:: INPUT MATERIAL ::

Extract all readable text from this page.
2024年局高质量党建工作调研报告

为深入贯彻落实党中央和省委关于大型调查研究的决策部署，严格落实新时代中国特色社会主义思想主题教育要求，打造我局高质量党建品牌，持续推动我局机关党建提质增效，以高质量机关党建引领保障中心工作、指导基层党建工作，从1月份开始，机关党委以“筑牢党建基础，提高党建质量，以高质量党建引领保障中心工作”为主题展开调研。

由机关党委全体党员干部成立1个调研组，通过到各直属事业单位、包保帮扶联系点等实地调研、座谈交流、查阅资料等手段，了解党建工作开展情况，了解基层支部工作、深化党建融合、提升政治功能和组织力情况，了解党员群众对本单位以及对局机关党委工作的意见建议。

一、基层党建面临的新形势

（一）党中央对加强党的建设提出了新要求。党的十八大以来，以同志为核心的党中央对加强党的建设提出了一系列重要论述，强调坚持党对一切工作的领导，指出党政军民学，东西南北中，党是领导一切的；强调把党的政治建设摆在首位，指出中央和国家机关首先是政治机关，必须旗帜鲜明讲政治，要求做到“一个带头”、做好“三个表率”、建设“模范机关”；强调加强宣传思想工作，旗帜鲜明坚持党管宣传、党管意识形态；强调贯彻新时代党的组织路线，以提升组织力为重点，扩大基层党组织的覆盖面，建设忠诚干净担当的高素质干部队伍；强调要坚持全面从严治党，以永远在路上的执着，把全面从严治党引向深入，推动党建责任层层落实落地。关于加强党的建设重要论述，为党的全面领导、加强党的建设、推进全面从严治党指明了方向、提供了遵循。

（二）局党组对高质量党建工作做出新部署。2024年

:::

**WHAT THE TASK ASKS:**
Output every entry shown above, exactly.

**TASK RESULT:**
Extract all readable text from this page.
2024年局高质量党建工作调研报告

为深入贯彻落实党中央和省委关于大型调查研究的决策部署，严格落实新时代中国特色社会主义思想主题教育要求，打造我局高质量党建品牌，持续推动我局机关党建提质增效，以高质量机关党建引领保障中心工作、指导基层党建工作，从1月份开始，机关党委以“筑牢党建基础，提高党建质量，以高质量党建引领保障中心工作”为主题展开调研。

由机关党委全体党员干部成立1个调研组，通过到各直属事业单位、包保帮扶联系点等实地调研、座谈交流、查阅资料等手段，了解党建工作开展情况，了解基层支部工作、深化党建融合、提升政治功能和组织力情况，了解党员群众对本单位以及对局机关党委工作的意见建议。

一、基层党建面临的新形势

（一）党中央对加强党的建设提出了新要求。党的十八大以来，以同志为核心的党中央对加强党的建设提出了一系列重要论述，强调坚持党对一切工作的领导，指出党政军民学，东西南北中，党是领导一切的；强调把党的政治建设摆在首位，指出中央和国家机关首先是政治机关，必须旗帜鲜明讲政治，要求做到“一个带头”、做好“三个表率”、建设“模范机关”；强调加强宣传思想工作，旗帜鲜明坚持党管宣传、党管意识形态；强调贯彻新时代党的组织路线，以提升组织力为重点，扩大基层党组织的覆盖面，建设忠诚干净担当的高素质干部队伍；强调要坚持全面从严治党，以永远在路上的执着，把全面从严治党引向深入，推动党建责任层层落实落地。关于加强党的建设重要论述，为党的全面领导、加强党的建设、推进全面从严治党指明了方向、提供了遵循。

（二）局党组对高质量党建工作做出新部署。2024年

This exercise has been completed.